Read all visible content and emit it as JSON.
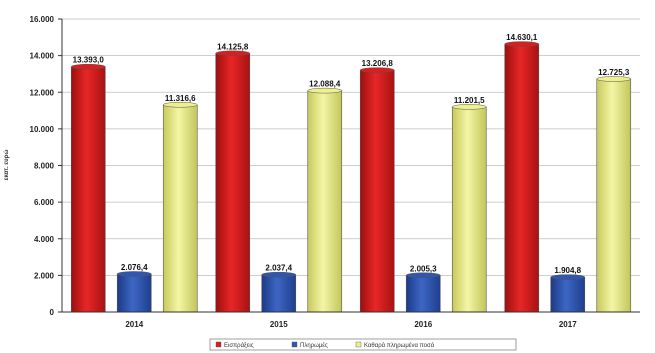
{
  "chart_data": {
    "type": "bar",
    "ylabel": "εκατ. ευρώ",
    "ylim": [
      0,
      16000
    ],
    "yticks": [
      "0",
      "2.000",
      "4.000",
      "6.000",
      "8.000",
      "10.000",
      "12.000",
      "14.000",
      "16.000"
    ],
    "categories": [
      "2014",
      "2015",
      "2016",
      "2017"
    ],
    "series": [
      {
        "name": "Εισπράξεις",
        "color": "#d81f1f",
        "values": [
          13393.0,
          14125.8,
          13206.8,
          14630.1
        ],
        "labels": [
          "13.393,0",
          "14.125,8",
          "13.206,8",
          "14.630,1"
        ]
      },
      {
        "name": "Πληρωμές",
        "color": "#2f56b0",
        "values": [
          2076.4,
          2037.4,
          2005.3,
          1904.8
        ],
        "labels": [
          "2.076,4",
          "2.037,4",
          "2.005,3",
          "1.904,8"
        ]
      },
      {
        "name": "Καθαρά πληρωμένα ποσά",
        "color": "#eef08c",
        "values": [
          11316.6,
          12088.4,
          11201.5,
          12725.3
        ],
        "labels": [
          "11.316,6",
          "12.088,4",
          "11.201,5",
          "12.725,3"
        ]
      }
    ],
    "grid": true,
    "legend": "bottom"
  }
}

□ □ □ □ □

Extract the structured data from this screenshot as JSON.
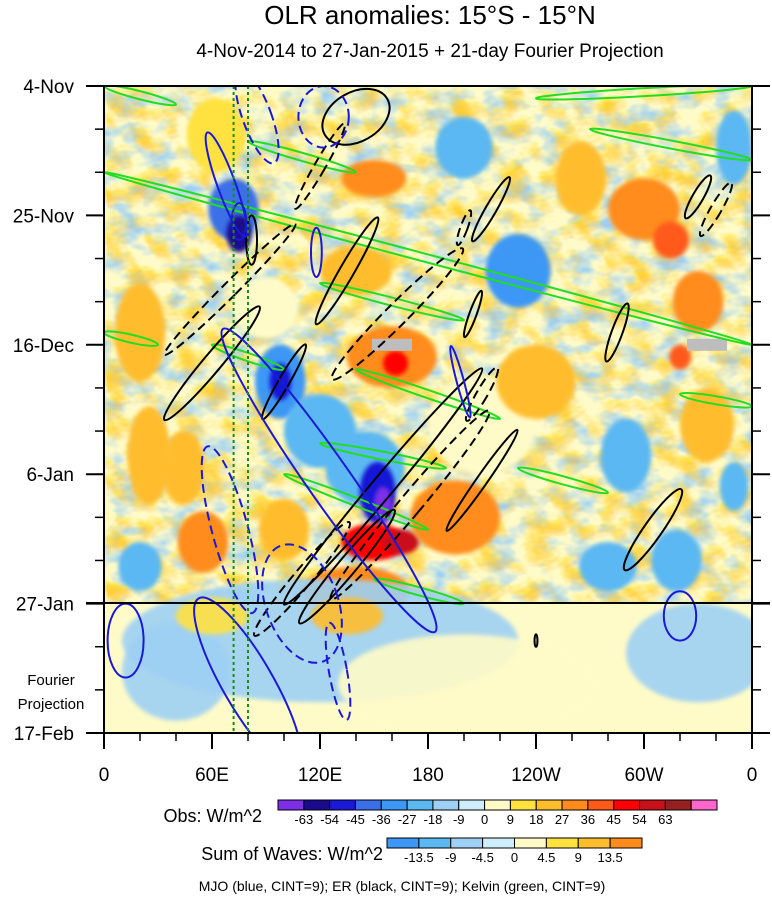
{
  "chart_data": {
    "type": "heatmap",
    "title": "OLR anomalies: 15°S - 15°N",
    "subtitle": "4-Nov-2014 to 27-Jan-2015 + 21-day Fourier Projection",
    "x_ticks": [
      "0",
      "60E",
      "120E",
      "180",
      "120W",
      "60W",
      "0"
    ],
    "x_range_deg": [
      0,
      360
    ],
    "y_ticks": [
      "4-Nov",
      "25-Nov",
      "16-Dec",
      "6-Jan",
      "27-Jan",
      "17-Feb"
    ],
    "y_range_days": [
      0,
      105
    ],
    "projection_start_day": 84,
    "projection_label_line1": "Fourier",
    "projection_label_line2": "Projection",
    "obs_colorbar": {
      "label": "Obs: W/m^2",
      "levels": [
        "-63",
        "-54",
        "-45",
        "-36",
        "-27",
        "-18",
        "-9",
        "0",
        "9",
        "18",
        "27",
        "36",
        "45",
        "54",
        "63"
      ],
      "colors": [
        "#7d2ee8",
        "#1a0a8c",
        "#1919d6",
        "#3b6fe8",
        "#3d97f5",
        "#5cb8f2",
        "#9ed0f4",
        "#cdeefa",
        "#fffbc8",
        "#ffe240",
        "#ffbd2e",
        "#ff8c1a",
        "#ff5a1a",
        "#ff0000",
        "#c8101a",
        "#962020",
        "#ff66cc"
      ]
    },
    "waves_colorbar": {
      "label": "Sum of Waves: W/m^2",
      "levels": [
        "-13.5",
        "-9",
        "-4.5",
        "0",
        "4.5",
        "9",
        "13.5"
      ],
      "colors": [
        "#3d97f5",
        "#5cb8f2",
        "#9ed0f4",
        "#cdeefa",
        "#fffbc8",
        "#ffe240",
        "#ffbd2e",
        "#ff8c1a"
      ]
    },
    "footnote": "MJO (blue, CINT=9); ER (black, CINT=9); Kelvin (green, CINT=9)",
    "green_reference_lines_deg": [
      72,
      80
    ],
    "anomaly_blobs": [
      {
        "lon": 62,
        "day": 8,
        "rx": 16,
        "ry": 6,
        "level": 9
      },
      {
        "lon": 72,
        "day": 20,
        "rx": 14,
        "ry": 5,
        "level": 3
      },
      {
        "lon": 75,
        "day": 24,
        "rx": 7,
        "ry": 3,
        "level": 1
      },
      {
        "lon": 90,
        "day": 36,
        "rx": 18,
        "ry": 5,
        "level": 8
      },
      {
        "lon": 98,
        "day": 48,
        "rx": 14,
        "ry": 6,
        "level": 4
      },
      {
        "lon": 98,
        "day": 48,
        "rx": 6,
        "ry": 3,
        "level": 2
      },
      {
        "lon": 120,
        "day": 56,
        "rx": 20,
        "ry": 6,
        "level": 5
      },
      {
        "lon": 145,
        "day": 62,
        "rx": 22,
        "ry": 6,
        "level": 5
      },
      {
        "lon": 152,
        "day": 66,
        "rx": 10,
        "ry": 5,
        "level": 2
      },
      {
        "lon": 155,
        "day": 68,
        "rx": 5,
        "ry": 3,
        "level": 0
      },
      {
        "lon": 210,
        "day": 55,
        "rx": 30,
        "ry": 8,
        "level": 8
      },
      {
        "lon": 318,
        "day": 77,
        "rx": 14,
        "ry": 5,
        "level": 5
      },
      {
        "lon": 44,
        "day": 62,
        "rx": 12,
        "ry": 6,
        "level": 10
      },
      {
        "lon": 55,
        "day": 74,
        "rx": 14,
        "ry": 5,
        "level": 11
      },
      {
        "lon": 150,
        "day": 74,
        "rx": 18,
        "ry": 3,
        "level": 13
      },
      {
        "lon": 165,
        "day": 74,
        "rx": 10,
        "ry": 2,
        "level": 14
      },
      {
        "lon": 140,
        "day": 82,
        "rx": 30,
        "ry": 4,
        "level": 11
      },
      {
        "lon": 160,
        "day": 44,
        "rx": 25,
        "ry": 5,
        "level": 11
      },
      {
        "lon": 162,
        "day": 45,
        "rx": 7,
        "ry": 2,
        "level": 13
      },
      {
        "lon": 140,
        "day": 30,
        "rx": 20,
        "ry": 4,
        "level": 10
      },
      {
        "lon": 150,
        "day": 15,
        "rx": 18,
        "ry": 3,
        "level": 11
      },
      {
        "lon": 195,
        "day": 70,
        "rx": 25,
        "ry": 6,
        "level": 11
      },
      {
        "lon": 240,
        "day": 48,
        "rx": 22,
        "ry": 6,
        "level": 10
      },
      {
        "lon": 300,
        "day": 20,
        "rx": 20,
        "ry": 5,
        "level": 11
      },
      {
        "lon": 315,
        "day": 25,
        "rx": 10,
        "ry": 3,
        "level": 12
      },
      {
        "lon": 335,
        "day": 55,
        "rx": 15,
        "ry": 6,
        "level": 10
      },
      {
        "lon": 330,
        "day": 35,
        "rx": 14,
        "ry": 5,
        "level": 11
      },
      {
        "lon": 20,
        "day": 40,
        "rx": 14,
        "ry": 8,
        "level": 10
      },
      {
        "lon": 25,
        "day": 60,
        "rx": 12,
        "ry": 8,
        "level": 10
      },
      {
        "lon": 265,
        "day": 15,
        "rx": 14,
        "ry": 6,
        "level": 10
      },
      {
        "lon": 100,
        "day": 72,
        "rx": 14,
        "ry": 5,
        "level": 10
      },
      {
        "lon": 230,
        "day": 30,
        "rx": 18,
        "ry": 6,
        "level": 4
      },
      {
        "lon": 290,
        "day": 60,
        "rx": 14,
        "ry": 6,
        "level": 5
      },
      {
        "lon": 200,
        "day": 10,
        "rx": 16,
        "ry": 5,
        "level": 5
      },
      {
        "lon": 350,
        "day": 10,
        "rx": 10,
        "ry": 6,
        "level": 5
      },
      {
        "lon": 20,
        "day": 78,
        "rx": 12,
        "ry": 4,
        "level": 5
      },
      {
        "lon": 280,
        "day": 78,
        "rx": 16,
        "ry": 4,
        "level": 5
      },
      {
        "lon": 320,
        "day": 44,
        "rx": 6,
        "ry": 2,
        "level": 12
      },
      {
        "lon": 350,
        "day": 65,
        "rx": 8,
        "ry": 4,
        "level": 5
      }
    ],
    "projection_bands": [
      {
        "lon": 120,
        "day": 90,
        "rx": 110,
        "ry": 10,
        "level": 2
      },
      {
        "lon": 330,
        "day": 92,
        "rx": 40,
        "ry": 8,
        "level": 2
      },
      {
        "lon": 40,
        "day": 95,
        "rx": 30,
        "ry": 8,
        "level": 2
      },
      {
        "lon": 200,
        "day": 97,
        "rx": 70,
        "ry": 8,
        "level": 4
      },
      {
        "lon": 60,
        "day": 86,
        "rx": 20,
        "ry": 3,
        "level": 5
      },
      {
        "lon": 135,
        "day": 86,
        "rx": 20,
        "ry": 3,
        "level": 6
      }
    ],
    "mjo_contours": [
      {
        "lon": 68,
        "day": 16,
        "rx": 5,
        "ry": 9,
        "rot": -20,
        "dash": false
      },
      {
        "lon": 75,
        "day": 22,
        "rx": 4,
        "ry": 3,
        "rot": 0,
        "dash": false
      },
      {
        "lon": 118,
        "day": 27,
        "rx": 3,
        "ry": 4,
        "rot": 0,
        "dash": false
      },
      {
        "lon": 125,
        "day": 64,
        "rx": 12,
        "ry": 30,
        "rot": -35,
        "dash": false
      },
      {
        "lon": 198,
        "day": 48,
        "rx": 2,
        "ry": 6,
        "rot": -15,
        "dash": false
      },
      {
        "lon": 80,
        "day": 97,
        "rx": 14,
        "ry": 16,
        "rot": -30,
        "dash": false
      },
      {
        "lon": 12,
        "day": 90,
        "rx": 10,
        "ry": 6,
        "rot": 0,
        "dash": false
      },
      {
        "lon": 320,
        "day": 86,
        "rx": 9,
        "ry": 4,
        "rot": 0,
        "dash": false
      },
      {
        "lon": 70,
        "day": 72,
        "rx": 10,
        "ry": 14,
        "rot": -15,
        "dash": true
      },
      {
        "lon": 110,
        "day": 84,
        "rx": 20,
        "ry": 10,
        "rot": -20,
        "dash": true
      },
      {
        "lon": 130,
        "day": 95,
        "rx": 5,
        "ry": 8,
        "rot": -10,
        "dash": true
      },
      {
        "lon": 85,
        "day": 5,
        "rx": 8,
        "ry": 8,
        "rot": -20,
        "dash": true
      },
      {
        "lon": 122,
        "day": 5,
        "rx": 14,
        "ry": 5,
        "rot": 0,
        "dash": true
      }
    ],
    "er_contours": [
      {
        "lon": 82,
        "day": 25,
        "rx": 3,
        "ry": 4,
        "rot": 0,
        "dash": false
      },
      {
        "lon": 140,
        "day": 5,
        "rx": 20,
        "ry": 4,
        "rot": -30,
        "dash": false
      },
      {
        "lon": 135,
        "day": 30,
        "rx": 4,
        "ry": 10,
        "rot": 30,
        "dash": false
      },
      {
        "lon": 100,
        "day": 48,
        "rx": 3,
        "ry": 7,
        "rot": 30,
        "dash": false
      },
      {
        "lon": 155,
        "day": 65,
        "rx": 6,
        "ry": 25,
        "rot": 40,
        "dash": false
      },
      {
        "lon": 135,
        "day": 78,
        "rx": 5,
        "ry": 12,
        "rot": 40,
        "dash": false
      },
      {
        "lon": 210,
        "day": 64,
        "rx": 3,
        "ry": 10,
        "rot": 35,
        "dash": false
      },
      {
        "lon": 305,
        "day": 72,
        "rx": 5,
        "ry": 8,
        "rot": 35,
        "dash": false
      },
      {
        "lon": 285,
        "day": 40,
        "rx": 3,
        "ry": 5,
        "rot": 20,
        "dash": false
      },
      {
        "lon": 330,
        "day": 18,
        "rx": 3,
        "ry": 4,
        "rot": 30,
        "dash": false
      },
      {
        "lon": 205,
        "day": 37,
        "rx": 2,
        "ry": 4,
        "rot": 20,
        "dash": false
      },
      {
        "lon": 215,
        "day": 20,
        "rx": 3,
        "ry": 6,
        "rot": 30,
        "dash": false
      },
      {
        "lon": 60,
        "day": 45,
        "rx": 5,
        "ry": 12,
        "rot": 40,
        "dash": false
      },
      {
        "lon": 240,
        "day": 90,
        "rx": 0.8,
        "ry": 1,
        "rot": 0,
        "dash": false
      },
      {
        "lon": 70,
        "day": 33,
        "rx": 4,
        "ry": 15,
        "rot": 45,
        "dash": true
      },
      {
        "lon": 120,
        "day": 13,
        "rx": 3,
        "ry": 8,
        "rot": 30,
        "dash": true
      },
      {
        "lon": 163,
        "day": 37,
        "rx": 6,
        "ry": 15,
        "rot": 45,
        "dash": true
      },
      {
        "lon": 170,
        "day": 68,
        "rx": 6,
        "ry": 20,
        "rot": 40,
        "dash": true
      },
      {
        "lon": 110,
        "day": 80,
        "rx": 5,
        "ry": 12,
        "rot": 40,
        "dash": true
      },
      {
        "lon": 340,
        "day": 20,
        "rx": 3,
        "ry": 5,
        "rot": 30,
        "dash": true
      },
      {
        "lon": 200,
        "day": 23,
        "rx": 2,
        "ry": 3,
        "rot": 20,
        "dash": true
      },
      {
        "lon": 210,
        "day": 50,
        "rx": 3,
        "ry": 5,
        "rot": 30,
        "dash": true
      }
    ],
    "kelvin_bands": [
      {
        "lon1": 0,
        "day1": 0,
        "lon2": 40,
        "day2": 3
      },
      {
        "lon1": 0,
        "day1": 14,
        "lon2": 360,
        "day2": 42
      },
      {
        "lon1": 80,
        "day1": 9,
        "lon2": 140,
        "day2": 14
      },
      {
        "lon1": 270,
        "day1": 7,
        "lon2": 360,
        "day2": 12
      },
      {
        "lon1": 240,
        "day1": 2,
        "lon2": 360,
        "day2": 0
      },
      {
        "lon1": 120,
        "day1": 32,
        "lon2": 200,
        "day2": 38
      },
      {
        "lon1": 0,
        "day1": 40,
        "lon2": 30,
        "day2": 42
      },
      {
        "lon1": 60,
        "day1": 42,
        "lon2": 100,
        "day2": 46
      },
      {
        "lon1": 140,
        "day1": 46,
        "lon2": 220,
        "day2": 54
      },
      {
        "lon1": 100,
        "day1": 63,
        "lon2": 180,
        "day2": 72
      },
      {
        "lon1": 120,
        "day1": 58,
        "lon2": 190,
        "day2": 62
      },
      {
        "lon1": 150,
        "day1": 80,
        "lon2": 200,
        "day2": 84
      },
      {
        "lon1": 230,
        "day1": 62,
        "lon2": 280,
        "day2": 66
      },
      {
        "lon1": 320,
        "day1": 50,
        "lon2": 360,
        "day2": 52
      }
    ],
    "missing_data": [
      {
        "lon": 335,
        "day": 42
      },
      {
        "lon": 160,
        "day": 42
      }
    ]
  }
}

□ □ □ □ □

■ WHAT YOU HAVE TO DO
Pull every line holding "name" out of the records.

■ EXERCISE RESULT
        "name": "Εισπράξεις",
        "name": "Πληρωμές",
        "name": "Καθαρά πληρωμένα ποσά",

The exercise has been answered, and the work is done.